> **Instructions to follow**:
Copy out every line that contains "vaccine".

:: Records supplied ::

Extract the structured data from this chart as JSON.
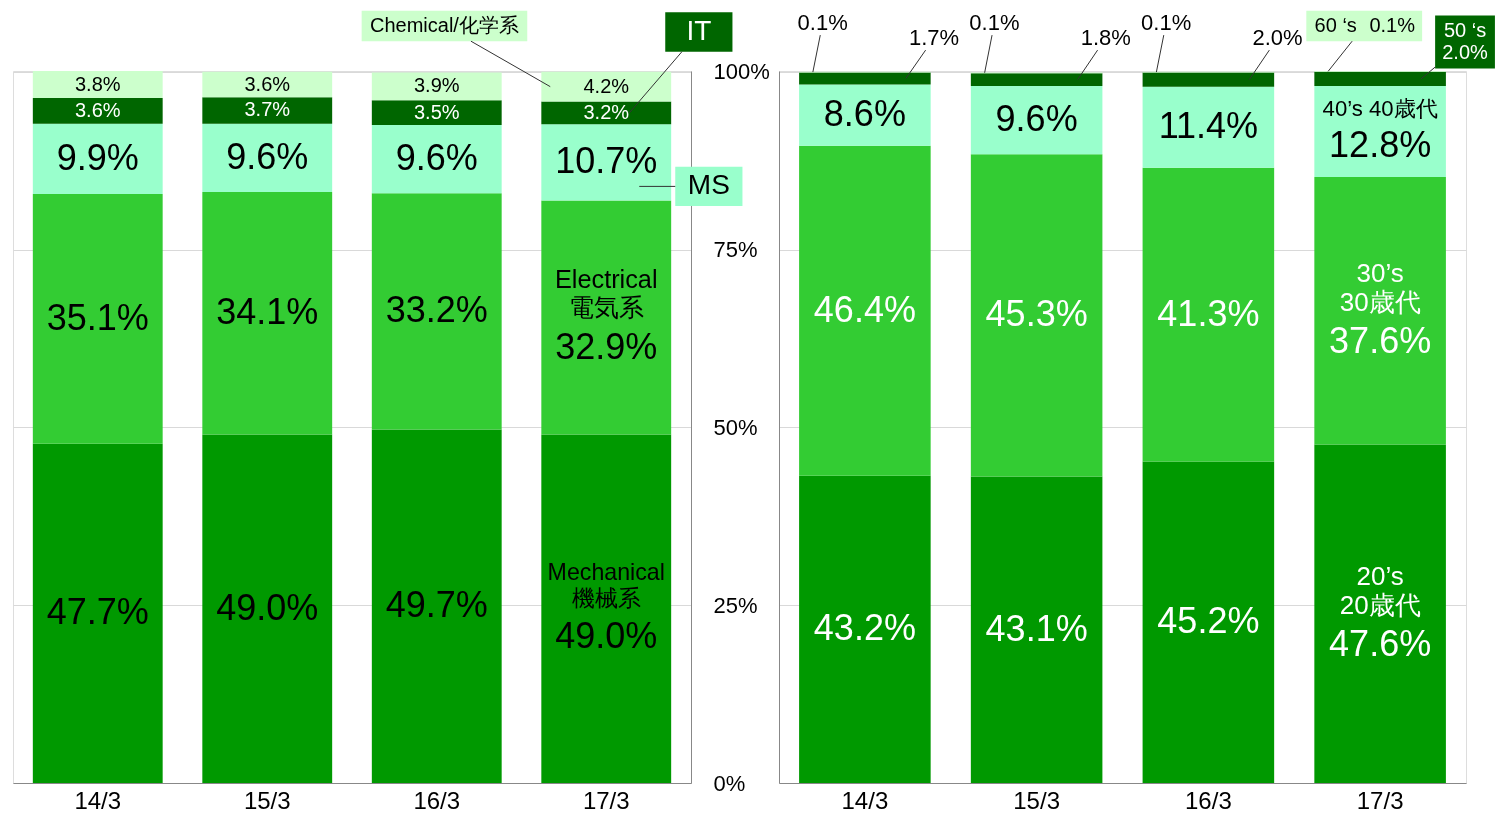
{
  "chart_data": [
    {
      "type": "bar",
      "stacked": true,
      "categories": [
        "14/3",
        "15/3",
        "16/3",
        "17/3"
      ],
      "series": [
        {
          "name": "Mechanical\n機械系",
          "color": "#009900",
          "values": [
            47.7,
            49.0,
            49.7,
            49.0
          ],
          "value_labels": [
            "47.7%",
            "49.0%",
            "49.7%",
            "49.0%"
          ]
        },
        {
          "name": "Electrical\n電気系",
          "color": "#33cc33",
          "values": [
            35.1,
            34.1,
            33.2,
            32.9
          ],
          "value_labels": [
            "35.1%",
            "34.1%",
            "33.2%",
            "32.9%"
          ]
        },
        {
          "name": "MS",
          "color": "#99ffcc",
          "values": [
            9.9,
            9.6,
            9.6,
            10.7
          ],
          "value_labels": [
            "9.9%",
            "9.6%",
            "9.6%",
            "10.7%"
          ]
        },
        {
          "name": "IT",
          "color": "#006600",
          "values": [
            3.6,
            3.7,
            3.5,
            3.2
          ],
          "value_labels": [
            "3.6%",
            "3.7%",
            "3.5%",
            "3.2%"
          ]
        },
        {
          "name": "Chemical/化学系",
          "color": "#ccffcc",
          "values": [
            3.8,
            3.6,
            3.9,
            4.2
          ],
          "value_labels": [
            "3.8%",
            "3.6%",
            "3.9%",
            "4.2%"
          ]
        }
      ],
      "ylim": [
        0,
        100.1
      ],
      "yticks": [
        {
          "value": 0,
          "label": "0%"
        },
        {
          "value": 25,
          "label": "25%"
        },
        {
          "value": 50,
          "label": "50%"
        },
        {
          "value": 75,
          "label": "75%"
        },
        {
          "value": 100,
          "label": "100%"
        }
      ],
      "grid": "y"
    },
    {
      "type": "bar",
      "stacked": true,
      "categories": [
        "14/3",
        "15/3",
        "16/3",
        "17/3"
      ],
      "series": [
        {
          "name": "20’s\n20歳代",
          "color": "#009900",
          "values": [
            43.2,
            43.1,
            45.2,
            47.6
          ],
          "value_labels": [
            "43.2%",
            "43.1%",
            "45.2%",
            "47.6%"
          ]
        },
        {
          "name": "30’s\n30歳代",
          "color": "#33cc33",
          "values": [
            46.4,
            45.3,
            41.3,
            37.6
          ],
          "value_labels": [
            "46.4%",
            "45.3%",
            "41.3%",
            "37.6%"
          ]
        },
        {
          "name": "40’s  40歳代",
          "color": "#99ffcc",
          "values": [
            8.6,
            9.6,
            11.4,
            12.8
          ],
          "value_labels": [
            "8.6%",
            "9.6%",
            "11.4%",
            "12.8%"
          ]
        },
        {
          "name": "50 ‘s",
          "color": "#006600",
          "values": [
            1.7,
            1.8,
            2.0,
            2.0
          ],
          "value_labels": [
            "1.7%",
            "1.8%",
            "2.0%",
            "2.0%"
          ]
        },
        {
          "name": "60 ‘s",
          "color": "#ccffcc",
          "values": [
            0.1,
            0.1,
            0.1,
            0.1
          ],
          "value_labels": [
            "0.1%",
            "0.1%",
            "0.1%",
            "0.1%"
          ]
        }
      ],
      "ylim": [
        0,
        100.1
      ],
      "yticks": [
        {
          "value": 0,
          "label": null
        },
        {
          "value": 25,
          "label": null
        },
        {
          "value": 50,
          "label": null
        },
        {
          "value": 75,
          "label": null
        },
        {
          "value": 100,
          "label": null
        }
      ],
      "grid": "y",
      "tick_labels": "x"
    }
  ]
}
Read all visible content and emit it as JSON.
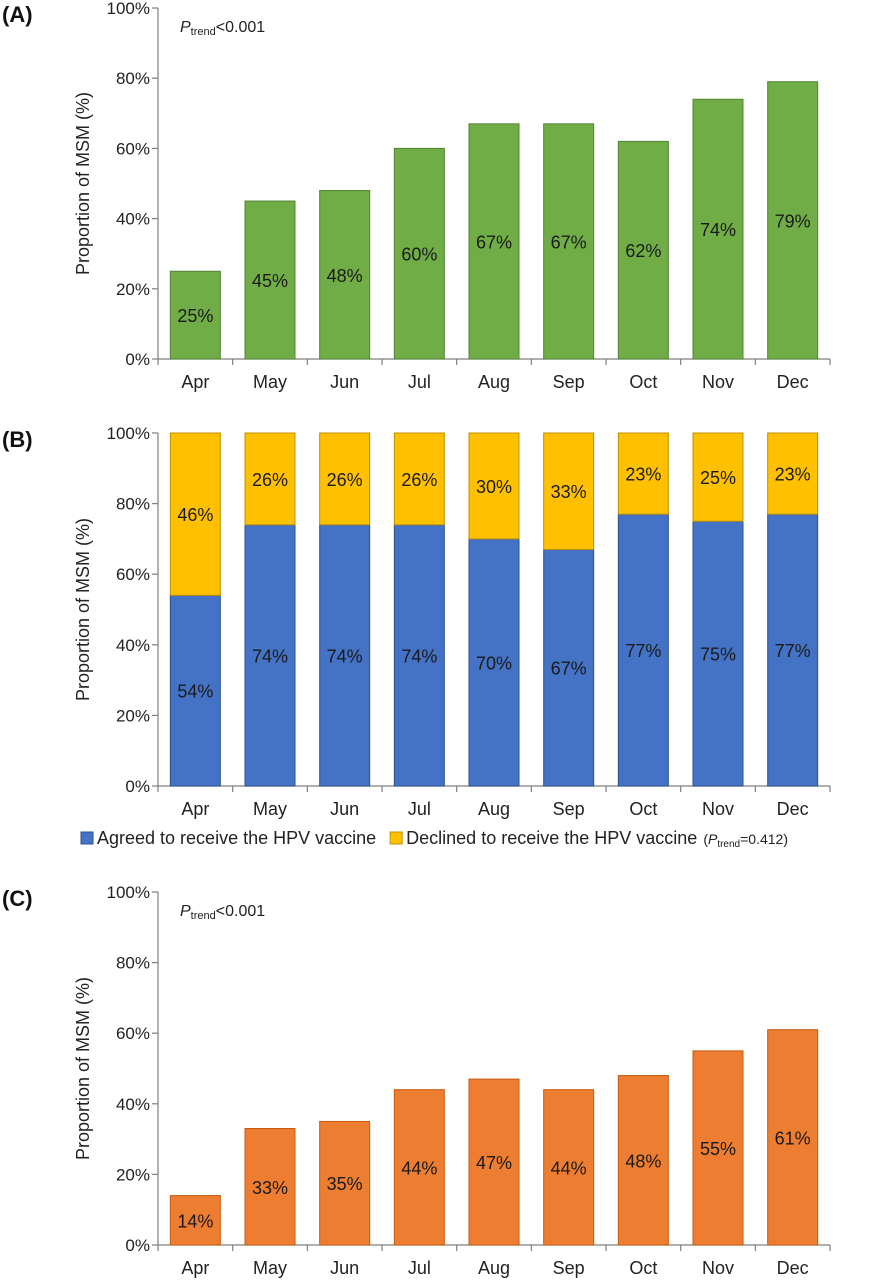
{
  "chart_data": [
    {
      "panel_label": "(A)",
      "type": "bar",
      "categories": [
        "Apr",
        "May",
        "Jun",
        "Jul",
        "Aug",
        "Sep",
        "Oct",
        "Nov",
        "Dec"
      ],
      "values": [
        25,
        45,
        48,
        60,
        67,
        67,
        62,
        74,
        79
      ],
      "value_labels": [
        "25%",
        "45%",
        "48%",
        "60%",
        "67%",
        "67%",
        "62%",
        "74%",
        "79%"
      ],
      "ylabel": "Proportion of MSM (%)",
      "ylim": [
        0,
        100
      ],
      "yticks": [
        "0%",
        "20%",
        "40%",
        "60%",
        "80%",
        "100%"
      ],
      "color": "#70ad47",
      "edge_color": "#548235",
      "annotation": {
        "p": "P",
        "sub": "trend",
        "rest": "<0.001"
      }
    },
    {
      "panel_label": "(B)",
      "type": "bar",
      "stacked": true,
      "categories": [
        "Apr",
        "May",
        "Jun",
        "Jul",
        "Aug",
        "Sep",
        "Oct",
        "Nov",
        "Dec"
      ],
      "series": [
        {
          "name": "Agreed to receive the HPV vaccine",
          "color": "#4472c4",
          "values": [
            54,
            74,
            74,
            74,
            70,
            67,
            77,
            75,
            77
          ],
          "value_labels": [
            "54%",
            "74%",
            "74%",
            "74%",
            "70%",
            "67%",
            "77%",
            "75%",
            "77%"
          ]
        },
        {
          "name": "Declined to receive the HPV vaccine",
          "color": "#ffc000",
          "values": [
            46,
            26,
            26,
            26,
            30,
            33,
            23,
            25,
            23
          ],
          "value_labels": [
            "46%",
            "26%",
            "26%",
            "26%",
            "30%",
            "33%",
            "23%",
            "25%",
            "23%"
          ]
        }
      ],
      "ylabel": "Proportion of MSM (%)",
      "ylim": [
        0,
        100
      ],
      "yticks": [
        "0%",
        "20%",
        "40%",
        "60%",
        "80%",
        "100%"
      ],
      "legend_placement": "bottom",
      "legend_note": {
        "open": "(",
        "p": "P",
        "sub": "trend",
        "rest": "=0.412)"
      }
    },
    {
      "panel_label": "(C)",
      "type": "bar",
      "categories": [
        "Apr",
        "May",
        "Jun",
        "Jul",
        "Aug",
        "Sep",
        "Oct",
        "Nov",
        "Dec"
      ],
      "values": [
        14,
        33,
        35,
        44,
        47,
        44,
        48,
        55,
        61
      ],
      "value_labels": [
        "14%",
        "33%",
        "35%",
        "44%",
        "47%",
        "44%",
        "48%",
        "55%",
        "61%"
      ],
      "ylabel": "Proportion of MSM (%)",
      "ylim": [
        0,
        100
      ],
      "yticks": [
        "0%",
        "20%",
        "40%",
        "60%",
        "80%",
        "100%"
      ],
      "color": "#ed7d31",
      "edge_color": "#c55a11",
      "annotation": {
        "p": "P",
        "sub": "trend",
        "rest": "<0.001"
      }
    }
  ]
}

:::

> **Expected answer**:
          "name": "Agreed to receive the HPV vaccine",
          "name": "Declined to receive the HPV vaccine",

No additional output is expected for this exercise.